*Task brief:*
Your task is to return the line containing "Transcribe this image's" plus every line after it, exactly and with nothing added.
[START OF Data entries]
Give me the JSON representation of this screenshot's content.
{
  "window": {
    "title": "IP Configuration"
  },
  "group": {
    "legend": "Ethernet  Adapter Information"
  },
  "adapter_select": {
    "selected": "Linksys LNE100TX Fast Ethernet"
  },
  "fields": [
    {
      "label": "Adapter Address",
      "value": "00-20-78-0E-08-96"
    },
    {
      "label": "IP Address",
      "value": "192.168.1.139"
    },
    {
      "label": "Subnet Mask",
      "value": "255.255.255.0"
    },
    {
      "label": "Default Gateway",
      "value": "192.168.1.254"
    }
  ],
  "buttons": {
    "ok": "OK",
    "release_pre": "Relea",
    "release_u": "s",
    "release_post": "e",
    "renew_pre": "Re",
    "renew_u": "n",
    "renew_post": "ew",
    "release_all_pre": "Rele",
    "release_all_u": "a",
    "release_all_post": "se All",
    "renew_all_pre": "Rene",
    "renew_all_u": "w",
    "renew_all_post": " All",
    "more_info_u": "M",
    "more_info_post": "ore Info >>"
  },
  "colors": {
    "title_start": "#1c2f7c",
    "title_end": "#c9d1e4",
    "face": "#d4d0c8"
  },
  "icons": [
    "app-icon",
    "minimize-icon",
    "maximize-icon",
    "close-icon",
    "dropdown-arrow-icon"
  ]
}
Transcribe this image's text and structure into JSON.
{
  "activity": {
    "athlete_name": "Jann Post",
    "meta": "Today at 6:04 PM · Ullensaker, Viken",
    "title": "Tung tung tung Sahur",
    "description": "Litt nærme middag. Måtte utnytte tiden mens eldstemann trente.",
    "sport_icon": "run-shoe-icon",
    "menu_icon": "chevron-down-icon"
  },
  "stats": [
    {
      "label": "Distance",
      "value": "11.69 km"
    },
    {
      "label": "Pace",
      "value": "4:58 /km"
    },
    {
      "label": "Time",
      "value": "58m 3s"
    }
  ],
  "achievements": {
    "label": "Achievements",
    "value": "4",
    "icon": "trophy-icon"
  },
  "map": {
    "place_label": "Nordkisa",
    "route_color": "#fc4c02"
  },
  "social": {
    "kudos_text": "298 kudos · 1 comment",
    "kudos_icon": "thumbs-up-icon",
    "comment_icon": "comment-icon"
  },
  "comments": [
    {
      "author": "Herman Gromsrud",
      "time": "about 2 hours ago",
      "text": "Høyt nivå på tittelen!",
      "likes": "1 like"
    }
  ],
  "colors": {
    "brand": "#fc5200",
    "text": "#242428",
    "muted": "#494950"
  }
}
[END OF Data entries]
*Finished exercise:*
Transcribe this image's text and structure into JSON.
{
  "activity": {
    "athlete_name": "Jann Post",
    "meta": "Today at 6:04 PM · Ullensaker, Viken",
    "title": "Tung tung tung Sahur",
    "description": "Litt nærme middag. Måtte utnytte tiden mens eldstemann trente.",
    "sport_icon": "run-shoe-icon",
    "menu_icon": "chevron-down-icon"
  },
  "stats": [
    {
      "label": "Distance",
      "value": "11.69 km"
    },
    {
      "label": "Pace",
      "value": "4:58 /km"
    },
    {
      "label": "Time",
      "value": "58m 3s"
    }
  ],
  "achievements": {
    "label": "Achievements",
    "value": "4",
    "icon": "trophy-icon"
  },
  "map": {
    "place_label": "Nordkisa",
    "route_color": "#fc4c02"
  },
  "social": {
    "kudos_text": "298 kudos · 1 comment",
    "kudos_icon": "thumbs-up-icon",
    "comment_icon": "comment-icon"
  },
  "comments": [
    {
      "author": "Herman Gromsrud",
      "time": "about 2 hours ago",
      "text": "Høyt nivå på tittelen!",
      "likes": "1 like"
    }
  ],
  "colors": {
    "brand": "#fc5200",
    "text": "#242428",
    "muted": "#494950"
  }
}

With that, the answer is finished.